● **Goal**: In the listing below, pick out lines with "caption".

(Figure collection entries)
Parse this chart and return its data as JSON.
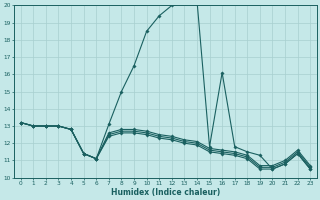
{
  "xlabel": "Humidex (Indice chaleur)",
  "xlim_min": -0.5,
  "xlim_max": 23.5,
  "ylim_min": 10,
  "ylim_max": 20,
  "xticks": [
    0,
    1,
    2,
    3,
    4,
    5,
    6,
    7,
    8,
    9,
    10,
    11,
    12,
    13,
    14,
    15,
    16,
    17,
    18,
    19,
    20,
    21,
    22,
    23
  ],
  "yticks": [
    10,
    11,
    12,
    13,
    14,
    15,
    16,
    17,
    18,
    19,
    20
  ],
  "bg_color": "#c5e8e8",
  "line_color": "#1a6060",
  "grid_color": "#a8cfcf",
  "curve_main_x": [
    0,
    1,
    2,
    3,
    4,
    5,
    6,
    7,
    8,
    9,
    10,
    11,
    12,
    13,
    14,
    15,
    16,
    17,
    18,
    19,
    20,
    21,
    22,
    23
  ],
  "curve_main_y": [
    13.2,
    13.0,
    13.0,
    13.0,
    12.8,
    11.4,
    11.1,
    13.1,
    15.0,
    16.5,
    18.5,
    19.4,
    20.0,
    20.2,
    20.3,
    11.8,
    16.1,
    11.8,
    11.5,
    11.3,
    10.5,
    10.8,
    11.4,
    10.5
  ],
  "curve_flat1_x": [
    0,
    1,
    2,
    3,
    4,
    5,
    6,
    7,
    8,
    9,
    10,
    11,
    12,
    13,
    14,
    15,
    16,
    17,
    18,
    19,
    20,
    21,
    22,
    23
  ],
  "curve_flat1_y": [
    13.2,
    13.0,
    13.0,
    13.0,
    12.8,
    11.4,
    11.1,
    12.4,
    12.6,
    12.6,
    12.5,
    12.3,
    12.2,
    12.0,
    11.9,
    11.5,
    11.4,
    11.3,
    11.1,
    10.5,
    10.5,
    10.8,
    11.4,
    10.5
  ],
  "curve_flat2_x": [
    0,
    1,
    2,
    3,
    4,
    5,
    6,
    7,
    8,
    9,
    10,
    11,
    12,
    13,
    14,
    15,
    16,
    17,
    18,
    19,
    20,
    21,
    22,
    23
  ],
  "curve_flat2_y": [
    13.2,
    13.0,
    13.0,
    13.0,
    12.8,
    11.4,
    11.1,
    12.5,
    12.7,
    12.7,
    12.6,
    12.4,
    12.3,
    12.1,
    12.0,
    11.6,
    11.5,
    11.4,
    11.2,
    10.6,
    10.6,
    10.9,
    11.5,
    10.6
  ],
  "curve_flat3_x": [
    0,
    1,
    2,
    3,
    4,
    5,
    6,
    7,
    8,
    9,
    10,
    11,
    12,
    13,
    14,
    15,
    16,
    17,
    18,
    19,
    20,
    21,
    22,
    23
  ],
  "curve_flat3_y": [
    13.2,
    13.0,
    13.0,
    13.0,
    12.8,
    11.4,
    11.1,
    12.6,
    12.8,
    12.8,
    12.7,
    12.5,
    12.4,
    12.2,
    12.1,
    11.7,
    11.6,
    11.5,
    11.3,
    10.7,
    10.7,
    11.0,
    11.6,
    10.7
  ]
}
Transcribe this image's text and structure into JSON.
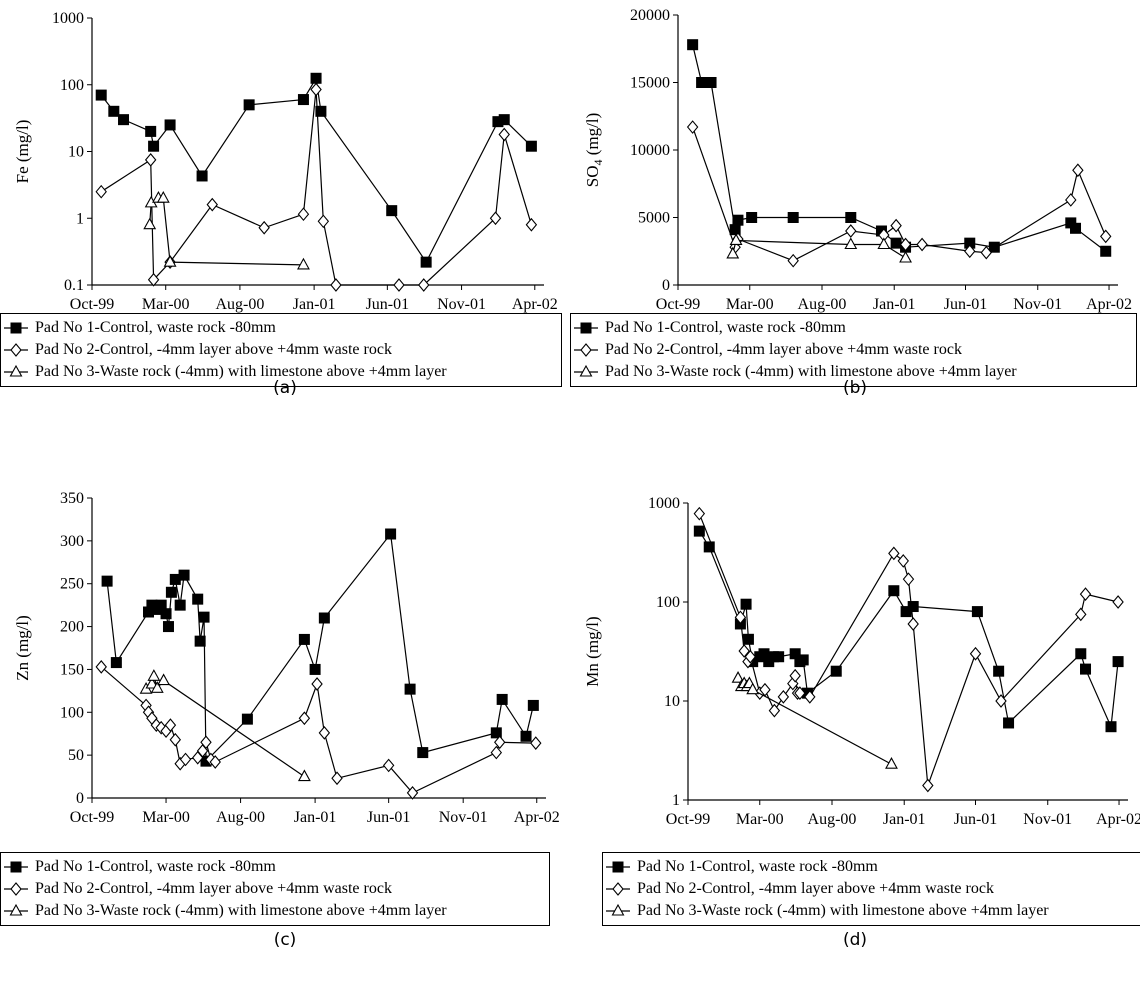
{
  "chart_data": [
    {
      "type": "line",
      "caption": "(a)",
      "ylabel_main": "Fe",
      "ylabel_sub": "",
      "ylabel_unit": " (mg/l)",
      "yscale": "log",
      "ylim": [
        0.1,
        1000
      ],
      "yticks": [
        0.1,
        1,
        10,
        100,
        1000
      ],
      "ytick_labels": [
        "0.1",
        "1",
        "10",
        "100",
        "1000"
      ],
      "xlim": [
        "1999-10-01",
        "2002-04-20"
      ],
      "xticks": [
        "1999-10-01",
        "2000-03-01",
        "2000-08-01",
        "2001-01-01",
        "2001-06-01",
        "2001-11-01",
        "2002-04-01"
      ],
      "xtick_labels": [
        "Oct-99",
        "Mar-00",
        "Aug-00",
        "Jan-01",
        "Jun-01",
        "Nov-01",
        "Apr-02"
      ],
      "legend_position": "bottom",
      "series": [
        {
          "name": "Pad No 1-Control, waste rock -80mm",
          "marker": "square",
          "x": [
            "1999-10-20",
            "1999-11-15",
            "1999-12-05",
            "2000-01-30",
            "2000-02-05",
            "2000-03-10",
            "2000-05-15",
            "2000-08-20",
            "2000-12-10",
            "2001-01-05",
            "2001-01-15",
            "2001-06-10",
            "2001-08-20",
            "2002-01-15",
            "2002-01-28",
            "2002-03-25"
          ],
          "y": [
            70,
            40,
            30,
            20,
            12,
            25,
            4.3,
            50,
            60,
            125,
            40,
            1.3,
            0.22,
            28,
            30,
            12
          ]
        },
        {
          "name": "Pad No 2-Control, -4mm layer above +4mm waste rock",
          "marker": "diamond",
          "x": [
            "1999-10-20",
            "2000-01-30",
            "2000-02-05",
            "2000-03-10",
            "2000-06-05",
            "2000-09-20",
            "2000-12-10",
            "2001-01-05",
            "2001-01-20",
            "2001-02-15",
            "2001-06-25",
            "2001-08-15",
            "2002-01-10",
            "2002-01-28",
            "2002-03-25"
          ],
          "y": [
            2.5,
            7.5,
            0.12,
            0.22,
            1.6,
            0.72,
            1.15,
            85,
            0.9,
            0.1,
            0.1,
            0.1,
            1,
            18,
            0.8
          ]
        },
        {
          "name": "Pad No 3-Waste rock (-4mm) with limestone above +4mm layer",
          "marker": "triangle",
          "x": [
            "2000-01-28",
            "2000-01-31",
            "2000-02-15",
            "2000-02-25",
            "2000-03-10",
            "2000-12-10"
          ],
          "y": [
            0.8,
            1.7,
            2.0,
            2.0,
            0.22,
            0.2
          ]
        }
      ]
    },
    {
      "type": "line",
      "caption": "(b)",
      "ylabel_main": "SO",
      "ylabel_sub": "4",
      "ylabel_unit": " (mg/l)",
      "yscale": "linear",
      "ylim": [
        0,
        20000
      ],
      "yticks": [
        0,
        5000,
        10000,
        15000,
        20000
      ],
      "ytick_labels": [
        "0",
        "5000",
        "10000",
        "15000",
        "20000"
      ],
      "xlim": [
        "1999-10-01",
        "2002-04-20"
      ],
      "xticks": [
        "1999-10-01",
        "2000-03-01",
        "2000-08-01",
        "2001-01-01",
        "2001-06-01",
        "2001-11-01",
        "2002-04-01"
      ],
      "xtick_labels": [
        "Oct-99",
        "Mar-00",
        "Aug-00",
        "Jan-01",
        "Jun-01",
        "Nov-01",
        "Apr-02"
      ],
      "legend_position": "bottom",
      "series": [
        {
          "name": "Pad No 1-Control, waste rock -80mm",
          "marker": "square",
          "x": [
            "1999-11-01",
            "1999-11-20",
            "1999-12-10",
            "2000-01-30",
            "2000-02-05",
            "2000-03-05",
            "2000-06-01",
            "2000-10-01",
            "2000-12-05",
            "2001-01-05",
            "2001-01-25",
            "2001-06-10",
            "2001-08-01",
            "2002-01-10",
            "2002-01-20",
            "2002-03-25"
          ],
          "y": [
            17800,
            15000,
            15000,
            4100,
            4800,
            5000,
            5000,
            5000,
            4000,
            3100,
            2800,
            3100,
            2800,
            4600,
            4200,
            2500
          ]
        },
        {
          "name": "Pad No 2-Control, -4mm layer above +4mm waste rock",
          "marker": "diamond",
          "x": [
            "1999-11-01",
            "2000-01-30",
            "2000-02-05",
            "2000-06-01",
            "2000-10-01",
            "2000-12-10",
            "2001-01-05",
            "2001-01-25",
            "2001-03-01",
            "2001-06-10",
            "2001-07-15",
            "2002-01-10",
            "2002-01-25",
            "2002-03-25"
          ],
          "y": [
            11700,
            2800,
            3400,
            1800,
            4000,
            3700,
            4400,
            3000,
            3000,
            2500,
            2400,
            6300,
            8500,
            3600
          ]
        },
        {
          "name": "Pad No 3-Waste rock (-4mm) with limestone above +4mm layer",
          "marker": "triangle",
          "x": [
            "2000-01-25",
            "2000-02-01",
            "2000-10-01",
            "2000-12-10",
            "2001-01-25"
          ],
          "y": [
            2300,
            3300,
            3000,
            3000,
            2000
          ]
        }
      ]
    },
    {
      "type": "line",
      "caption": "(c)",
      "ylabel_main": "Zn",
      "ylabel_sub": "",
      "ylabel_unit": " (mg/l)",
      "yscale": "linear",
      "ylim": [
        0,
        350
      ],
      "yticks": [
        0,
        50,
        100,
        150,
        200,
        250,
        300,
        350
      ],
      "ytick_labels": [
        "0",
        "50",
        "100",
        "150",
        "200",
        "250",
        "300",
        "350"
      ],
      "xlim": [
        "1999-10-01",
        "2002-04-20"
      ],
      "xticks": [
        "1999-10-01",
        "2000-03-01",
        "2000-08-01",
        "2001-01-01",
        "2001-06-01",
        "2001-11-01",
        "2002-04-01"
      ],
      "xtick_labels": [
        "Oct-99",
        "Mar-00",
        "Aug-00",
        "Jan-01",
        "Jun-01",
        "Nov-01",
        "Apr-02"
      ],
      "legend_position": "bottom",
      "series": [
        {
          "name": "Pad No 1-Control, waste rock -80mm",
          "marker": "square",
          "x": [
            "1999-11-01",
            "1999-11-20",
            "2000-01-25",
            "2000-02-01",
            "2000-02-10",
            "2000-02-20",
            "2000-03-01",
            "2000-03-06",
            "2000-03-12",
            "2000-03-20",
            "2000-03-30",
            "2000-04-07",
            "2000-05-05",
            "2000-05-10",
            "2000-05-18",
            "2000-05-22",
            "2000-08-15",
            "2000-12-10",
            "2001-01-01",
            "2001-01-20",
            "2001-06-05",
            "2001-07-15",
            "2001-08-10",
            "2002-01-08",
            "2002-01-20",
            "2002-03-10",
            "2002-03-25"
          ],
          "y": [
            253,
            158,
            217,
            225,
            220,
            225,
            215,
            200,
            240,
            255,
            225,
            260,
            232,
            183,
            211,
            43,
            92,
            185,
            150,
            210,
            308,
            127,
            53,
            76,
            115,
            72,
            108
          ]
        },
        {
          "name": "Pad No 2-Control, -4mm layer above +4mm waste rock",
          "marker": "diamond",
          "x": [
            "1999-10-20",
            "2000-01-20",
            "2000-01-25",
            "2000-02-01",
            "2000-02-10",
            "2000-02-20",
            "2000-03-01",
            "2000-03-10",
            "2000-03-20",
            "2000-03-30",
            "2000-04-10",
            "2000-05-05",
            "2000-05-15",
            "2000-05-22",
            "2000-06-01",
            "2000-06-10",
            "2000-12-10",
            "2001-01-05",
            "2001-01-20",
            "2001-02-15",
            "2001-06-01",
            "2001-07-20",
            "2002-01-08",
            "2002-01-15",
            "2002-03-30"
          ],
          "y": [
            153,
            108,
            100,
            93,
            85,
            82,
            78,
            85,
            68,
            40,
            45,
            47,
            55,
            65,
            45,
            42,
            93,
            133,
            76,
            23,
            38,
            6,
            53,
            65,
            64
          ]
        },
        {
          "name": "Pad No 3-Waste rock (-4mm) with limestone above +4mm layer",
          "marker": "triangle",
          "x": [
            "2000-01-20",
            "2000-02-01",
            "2000-02-05",
            "2000-02-12",
            "2000-02-25",
            "2000-12-10"
          ],
          "y": [
            127,
            133,
            142,
            128,
            137,
            25
          ]
        }
      ]
    },
    {
      "type": "line",
      "caption": "(d)",
      "ylabel_main": "Mn",
      "ylabel_sub": "",
      "ylabel_unit": " (mg/l)",
      "yscale": "log",
      "ylim": [
        1,
        1000
      ],
      "yticks": [
        1,
        10,
        100,
        1000
      ],
      "ytick_labels": [
        "1",
        "10",
        "100",
        "1000"
      ],
      "xlim": [
        "1999-10-01",
        "2002-04-20"
      ],
      "xticks": [
        "1999-10-01",
        "2000-03-01",
        "2000-08-01",
        "2001-01-01",
        "2001-06-01",
        "2001-11-01",
        "2002-04-01"
      ],
      "xtick_labels": [
        "Oct-99",
        "Mar-00",
        "Aug-00",
        "Jan-01",
        "Jun-01",
        "Nov-01",
        "Apr-02"
      ],
      "legend_position": "bottom",
      "series": [
        {
          "name": "Pad No 1-Control, waste rock -80mm",
          "marker": "square",
          "x": [
            "1999-10-25",
            "1999-11-15",
            "2000-01-20",
            "2000-02-01",
            "2000-02-06",
            "2000-02-15",
            "2000-03-01",
            "2000-03-10",
            "2000-03-20",
            "2000-03-30",
            "2000-04-10",
            "2000-05-15",
            "2000-05-25",
            "2000-06-01",
            "2000-06-10",
            "2000-08-10",
            "2000-12-10",
            "2001-01-05",
            "2001-01-20",
            "2001-06-05",
            "2001-07-20",
            "2001-08-10",
            "2002-01-10",
            "2002-01-20",
            "2002-03-15",
            "2002-03-30"
          ],
          "y": [
            520,
            360,
            60,
            95,
            42,
            25,
            28,
            30,
            25,
            28,
            28,
            30,
            25,
            26,
            12,
            20,
            130,
            80,
            90,
            80,
            20,
            6,
            30,
            21,
            5.5,
            25
          ]
        },
        {
          "name": "Pad No 2-Control, -4mm layer above +4mm waste rock",
          "marker": "diamond",
          "x": [
            "1999-10-25",
            "2000-01-20",
            "2000-01-28",
            "2000-02-05",
            "2000-02-10",
            "2000-03-01",
            "2000-03-12",
            "2000-04-01",
            "2000-04-20",
            "2000-05-10",
            "2000-05-15",
            "2000-05-20",
            "2000-05-25",
            "2000-06-15",
            "2000-12-10",
            "2000-12-30",
            "2001-01-10",
            "2001-01-20",
            "2001-02-20",
            "2001-06-01",
            "2001-07-25",
            "2002-01-10",
            "2002-01-20",
            "2002-03-30"
          ],
          "y": [
            780,
            70,
            32,
            25,
            28,
            12,
            13,
            8,
            11,
            15,
            18,
            12,
            12,
            11,
            310,
            260,
            170,
            60,
            1.4,
            30,
            10,
            75,
            120,
            100
          ]
        },
        {
          "name": "Pad No 3-Waste rock (-4mm) with limestone above +4mm layer",
          "marker": "triangle",
          "x": [
            "2000-01-15",
            "2000-01-22",
            "2000-01-28",
            "2000-02-03",
            "2000-02-08",
            "2000-02-15",
            "2000-12-05"
          ],
          "y": [
            17,
            14,
            15,
            14,
            15,
            13,
            2.3
          ]
        }
      ]
    }
  ]
}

● **Answer for the task**:
      "caption": "(a)",
      "caption": "(b)",
      "caption": "(c)",
      "caption": "(d)",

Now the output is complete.